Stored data
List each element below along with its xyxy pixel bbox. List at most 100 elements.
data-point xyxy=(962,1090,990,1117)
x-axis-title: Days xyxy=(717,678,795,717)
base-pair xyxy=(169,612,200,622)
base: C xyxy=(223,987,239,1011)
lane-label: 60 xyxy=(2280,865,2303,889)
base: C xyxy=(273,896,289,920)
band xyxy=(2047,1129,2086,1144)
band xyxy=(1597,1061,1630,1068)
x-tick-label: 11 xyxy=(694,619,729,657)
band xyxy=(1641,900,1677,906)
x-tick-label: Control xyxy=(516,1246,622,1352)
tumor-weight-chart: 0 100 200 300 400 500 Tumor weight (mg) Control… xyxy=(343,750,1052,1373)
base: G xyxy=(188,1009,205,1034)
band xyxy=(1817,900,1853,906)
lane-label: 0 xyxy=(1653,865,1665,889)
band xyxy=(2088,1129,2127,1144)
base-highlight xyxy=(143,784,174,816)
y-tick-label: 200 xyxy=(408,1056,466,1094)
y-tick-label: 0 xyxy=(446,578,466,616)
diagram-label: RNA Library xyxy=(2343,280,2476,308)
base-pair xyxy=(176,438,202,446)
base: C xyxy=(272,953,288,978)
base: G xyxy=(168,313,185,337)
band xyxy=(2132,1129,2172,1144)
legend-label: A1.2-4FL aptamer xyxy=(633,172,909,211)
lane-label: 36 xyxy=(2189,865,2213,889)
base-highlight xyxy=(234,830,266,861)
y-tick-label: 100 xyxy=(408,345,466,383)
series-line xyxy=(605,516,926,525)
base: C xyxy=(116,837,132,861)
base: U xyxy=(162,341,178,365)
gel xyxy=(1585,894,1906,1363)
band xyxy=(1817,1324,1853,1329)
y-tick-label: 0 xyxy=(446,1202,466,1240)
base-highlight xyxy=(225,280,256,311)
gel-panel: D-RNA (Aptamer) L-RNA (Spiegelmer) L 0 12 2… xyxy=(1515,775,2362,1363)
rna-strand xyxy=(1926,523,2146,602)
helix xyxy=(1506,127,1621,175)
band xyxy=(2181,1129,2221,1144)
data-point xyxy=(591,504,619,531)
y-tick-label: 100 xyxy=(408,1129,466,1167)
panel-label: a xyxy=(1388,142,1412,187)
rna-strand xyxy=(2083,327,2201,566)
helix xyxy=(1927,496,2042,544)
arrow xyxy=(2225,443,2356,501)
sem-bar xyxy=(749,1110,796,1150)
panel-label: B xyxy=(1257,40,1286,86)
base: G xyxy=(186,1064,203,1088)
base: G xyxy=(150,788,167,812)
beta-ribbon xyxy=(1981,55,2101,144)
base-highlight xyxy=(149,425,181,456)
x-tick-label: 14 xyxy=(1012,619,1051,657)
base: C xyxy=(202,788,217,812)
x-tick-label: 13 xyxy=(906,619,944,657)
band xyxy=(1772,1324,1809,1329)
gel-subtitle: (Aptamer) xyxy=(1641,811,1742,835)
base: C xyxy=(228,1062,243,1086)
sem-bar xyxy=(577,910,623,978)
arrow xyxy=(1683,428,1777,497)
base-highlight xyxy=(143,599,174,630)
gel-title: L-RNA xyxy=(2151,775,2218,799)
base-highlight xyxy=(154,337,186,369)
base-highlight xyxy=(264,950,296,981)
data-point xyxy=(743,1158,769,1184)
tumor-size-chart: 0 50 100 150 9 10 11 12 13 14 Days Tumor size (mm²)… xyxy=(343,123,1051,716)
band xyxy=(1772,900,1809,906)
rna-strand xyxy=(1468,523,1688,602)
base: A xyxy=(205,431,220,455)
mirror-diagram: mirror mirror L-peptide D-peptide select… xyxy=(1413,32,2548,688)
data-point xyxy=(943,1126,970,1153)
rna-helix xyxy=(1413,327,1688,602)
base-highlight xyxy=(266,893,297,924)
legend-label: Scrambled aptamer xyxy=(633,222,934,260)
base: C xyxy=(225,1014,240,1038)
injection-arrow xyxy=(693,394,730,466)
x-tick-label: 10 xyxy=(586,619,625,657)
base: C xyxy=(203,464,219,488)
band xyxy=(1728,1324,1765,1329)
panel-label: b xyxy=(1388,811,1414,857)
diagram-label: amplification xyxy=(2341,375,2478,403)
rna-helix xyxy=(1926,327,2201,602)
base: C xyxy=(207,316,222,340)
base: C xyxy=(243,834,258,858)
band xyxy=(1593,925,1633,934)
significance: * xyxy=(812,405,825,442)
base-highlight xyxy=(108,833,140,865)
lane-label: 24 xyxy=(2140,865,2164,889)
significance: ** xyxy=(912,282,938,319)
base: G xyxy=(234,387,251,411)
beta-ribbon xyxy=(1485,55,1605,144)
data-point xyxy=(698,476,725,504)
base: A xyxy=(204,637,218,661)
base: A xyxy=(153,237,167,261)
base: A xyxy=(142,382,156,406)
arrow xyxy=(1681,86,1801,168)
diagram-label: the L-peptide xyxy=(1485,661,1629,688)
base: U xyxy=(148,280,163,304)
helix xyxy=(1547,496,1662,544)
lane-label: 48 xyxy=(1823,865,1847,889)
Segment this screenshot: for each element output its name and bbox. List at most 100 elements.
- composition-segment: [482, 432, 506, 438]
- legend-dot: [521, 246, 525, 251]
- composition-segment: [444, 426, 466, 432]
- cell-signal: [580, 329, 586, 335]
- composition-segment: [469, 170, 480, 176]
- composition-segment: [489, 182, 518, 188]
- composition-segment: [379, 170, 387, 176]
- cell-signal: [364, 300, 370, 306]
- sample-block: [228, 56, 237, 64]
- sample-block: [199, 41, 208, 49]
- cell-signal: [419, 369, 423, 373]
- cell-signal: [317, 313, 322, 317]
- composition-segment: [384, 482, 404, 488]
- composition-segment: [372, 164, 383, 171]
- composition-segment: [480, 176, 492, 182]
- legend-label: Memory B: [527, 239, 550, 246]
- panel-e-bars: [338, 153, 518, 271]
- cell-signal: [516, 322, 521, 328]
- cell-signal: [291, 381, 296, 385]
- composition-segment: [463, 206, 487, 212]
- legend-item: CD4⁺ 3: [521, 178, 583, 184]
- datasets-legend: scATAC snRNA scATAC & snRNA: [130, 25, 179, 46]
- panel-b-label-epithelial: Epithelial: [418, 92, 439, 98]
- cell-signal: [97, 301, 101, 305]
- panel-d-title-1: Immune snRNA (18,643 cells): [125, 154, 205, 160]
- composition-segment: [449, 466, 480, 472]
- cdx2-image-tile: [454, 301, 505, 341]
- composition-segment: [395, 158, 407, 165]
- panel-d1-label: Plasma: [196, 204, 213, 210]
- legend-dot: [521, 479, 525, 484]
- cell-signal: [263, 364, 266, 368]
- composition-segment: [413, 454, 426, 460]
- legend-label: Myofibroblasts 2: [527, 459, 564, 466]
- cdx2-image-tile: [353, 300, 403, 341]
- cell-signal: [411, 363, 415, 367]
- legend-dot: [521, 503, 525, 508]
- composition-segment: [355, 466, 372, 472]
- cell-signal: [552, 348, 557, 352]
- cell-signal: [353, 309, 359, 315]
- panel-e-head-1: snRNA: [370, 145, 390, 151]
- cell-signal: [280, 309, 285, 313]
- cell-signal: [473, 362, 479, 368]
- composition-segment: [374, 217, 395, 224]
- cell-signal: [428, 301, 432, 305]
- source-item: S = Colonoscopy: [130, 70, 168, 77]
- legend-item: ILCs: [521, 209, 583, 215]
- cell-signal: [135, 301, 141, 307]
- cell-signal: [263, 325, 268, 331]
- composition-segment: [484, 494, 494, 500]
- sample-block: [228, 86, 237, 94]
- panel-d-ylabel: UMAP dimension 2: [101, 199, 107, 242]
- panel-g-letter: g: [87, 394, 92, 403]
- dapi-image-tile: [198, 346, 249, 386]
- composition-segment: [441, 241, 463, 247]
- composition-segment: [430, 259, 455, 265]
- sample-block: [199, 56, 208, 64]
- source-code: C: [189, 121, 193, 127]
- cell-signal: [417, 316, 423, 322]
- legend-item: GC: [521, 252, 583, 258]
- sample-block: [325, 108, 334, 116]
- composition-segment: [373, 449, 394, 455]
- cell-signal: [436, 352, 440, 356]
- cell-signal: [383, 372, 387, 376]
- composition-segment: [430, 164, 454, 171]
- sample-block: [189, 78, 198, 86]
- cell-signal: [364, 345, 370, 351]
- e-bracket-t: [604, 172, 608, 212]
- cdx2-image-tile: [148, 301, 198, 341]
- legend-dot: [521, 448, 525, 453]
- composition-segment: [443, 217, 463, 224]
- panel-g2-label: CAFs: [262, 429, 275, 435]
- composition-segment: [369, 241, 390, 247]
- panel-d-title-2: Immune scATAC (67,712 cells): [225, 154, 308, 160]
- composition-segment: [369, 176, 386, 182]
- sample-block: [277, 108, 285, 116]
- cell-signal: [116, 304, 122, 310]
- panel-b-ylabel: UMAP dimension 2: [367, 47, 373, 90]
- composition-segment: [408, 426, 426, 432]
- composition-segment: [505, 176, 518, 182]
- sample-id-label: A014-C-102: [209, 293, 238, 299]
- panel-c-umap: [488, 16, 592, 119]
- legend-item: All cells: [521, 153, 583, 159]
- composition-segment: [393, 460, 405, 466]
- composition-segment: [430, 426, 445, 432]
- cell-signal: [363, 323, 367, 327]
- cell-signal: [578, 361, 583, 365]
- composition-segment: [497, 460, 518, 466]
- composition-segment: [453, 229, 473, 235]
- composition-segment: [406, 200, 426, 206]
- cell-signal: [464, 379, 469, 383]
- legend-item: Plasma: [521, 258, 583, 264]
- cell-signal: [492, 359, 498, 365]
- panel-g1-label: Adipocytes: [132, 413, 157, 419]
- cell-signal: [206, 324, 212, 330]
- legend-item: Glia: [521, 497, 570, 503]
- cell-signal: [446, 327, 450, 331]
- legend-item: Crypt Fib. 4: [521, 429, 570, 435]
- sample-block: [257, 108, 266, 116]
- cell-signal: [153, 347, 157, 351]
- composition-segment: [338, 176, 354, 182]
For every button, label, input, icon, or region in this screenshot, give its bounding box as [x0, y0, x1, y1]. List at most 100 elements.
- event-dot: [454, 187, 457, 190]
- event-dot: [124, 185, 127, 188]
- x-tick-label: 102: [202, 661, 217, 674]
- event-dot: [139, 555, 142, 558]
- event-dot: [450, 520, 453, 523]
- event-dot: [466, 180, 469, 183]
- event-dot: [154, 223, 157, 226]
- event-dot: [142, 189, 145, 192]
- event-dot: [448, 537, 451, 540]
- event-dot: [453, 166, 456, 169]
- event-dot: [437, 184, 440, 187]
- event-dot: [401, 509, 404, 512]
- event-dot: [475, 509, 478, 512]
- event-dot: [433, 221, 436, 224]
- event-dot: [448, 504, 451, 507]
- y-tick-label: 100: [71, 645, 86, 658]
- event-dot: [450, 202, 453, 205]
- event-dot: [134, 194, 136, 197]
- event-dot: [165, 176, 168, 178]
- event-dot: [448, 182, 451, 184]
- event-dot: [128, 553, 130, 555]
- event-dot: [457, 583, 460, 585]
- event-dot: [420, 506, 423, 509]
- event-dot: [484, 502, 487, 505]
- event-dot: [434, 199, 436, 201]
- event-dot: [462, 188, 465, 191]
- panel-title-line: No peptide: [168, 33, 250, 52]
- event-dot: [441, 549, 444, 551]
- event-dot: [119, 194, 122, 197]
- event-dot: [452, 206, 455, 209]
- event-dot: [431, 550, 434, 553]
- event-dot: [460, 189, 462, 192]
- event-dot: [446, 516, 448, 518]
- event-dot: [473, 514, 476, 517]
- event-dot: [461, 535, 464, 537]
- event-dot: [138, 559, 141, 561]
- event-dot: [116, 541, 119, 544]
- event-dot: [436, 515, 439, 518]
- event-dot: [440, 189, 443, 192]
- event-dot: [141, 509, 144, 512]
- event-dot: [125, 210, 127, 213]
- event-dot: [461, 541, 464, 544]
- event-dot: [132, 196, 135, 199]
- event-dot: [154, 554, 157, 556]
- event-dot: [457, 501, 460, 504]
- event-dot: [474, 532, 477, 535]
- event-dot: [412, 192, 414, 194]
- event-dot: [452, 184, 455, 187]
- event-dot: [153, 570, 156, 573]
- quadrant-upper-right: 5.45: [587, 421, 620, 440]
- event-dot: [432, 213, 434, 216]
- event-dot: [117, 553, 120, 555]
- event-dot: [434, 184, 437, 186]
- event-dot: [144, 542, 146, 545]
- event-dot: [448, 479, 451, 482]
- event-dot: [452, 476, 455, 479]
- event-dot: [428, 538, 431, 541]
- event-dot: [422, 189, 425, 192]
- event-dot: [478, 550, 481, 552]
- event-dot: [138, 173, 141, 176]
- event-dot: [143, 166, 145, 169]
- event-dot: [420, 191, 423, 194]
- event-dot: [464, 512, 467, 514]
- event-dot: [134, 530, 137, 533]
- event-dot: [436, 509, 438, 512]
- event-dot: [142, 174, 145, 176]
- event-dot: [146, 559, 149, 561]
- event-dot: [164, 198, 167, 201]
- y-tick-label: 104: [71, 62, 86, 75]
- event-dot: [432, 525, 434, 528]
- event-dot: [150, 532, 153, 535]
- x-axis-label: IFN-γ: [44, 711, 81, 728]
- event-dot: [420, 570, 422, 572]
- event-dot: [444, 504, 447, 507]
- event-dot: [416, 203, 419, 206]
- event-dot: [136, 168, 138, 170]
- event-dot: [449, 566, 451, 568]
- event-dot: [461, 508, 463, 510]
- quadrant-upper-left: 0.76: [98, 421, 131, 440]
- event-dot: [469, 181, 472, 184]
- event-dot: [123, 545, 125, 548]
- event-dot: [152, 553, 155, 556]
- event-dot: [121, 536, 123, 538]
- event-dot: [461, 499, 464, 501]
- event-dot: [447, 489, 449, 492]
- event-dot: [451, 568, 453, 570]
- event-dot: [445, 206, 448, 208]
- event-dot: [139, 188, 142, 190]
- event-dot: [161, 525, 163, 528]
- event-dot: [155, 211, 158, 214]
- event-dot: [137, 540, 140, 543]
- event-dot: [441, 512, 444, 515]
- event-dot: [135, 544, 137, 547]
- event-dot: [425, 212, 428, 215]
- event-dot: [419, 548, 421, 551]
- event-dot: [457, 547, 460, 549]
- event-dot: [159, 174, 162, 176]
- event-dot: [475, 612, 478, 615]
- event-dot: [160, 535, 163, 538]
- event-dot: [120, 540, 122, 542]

What to produce
When a line of the data holds the string "each", pick it out and copy it.

Exercise response
List each element below along with its xyxy pixel bbox. List at most 100 elements.
Segment this screenshot: for each element output its name and bbox. List at most 100 elements.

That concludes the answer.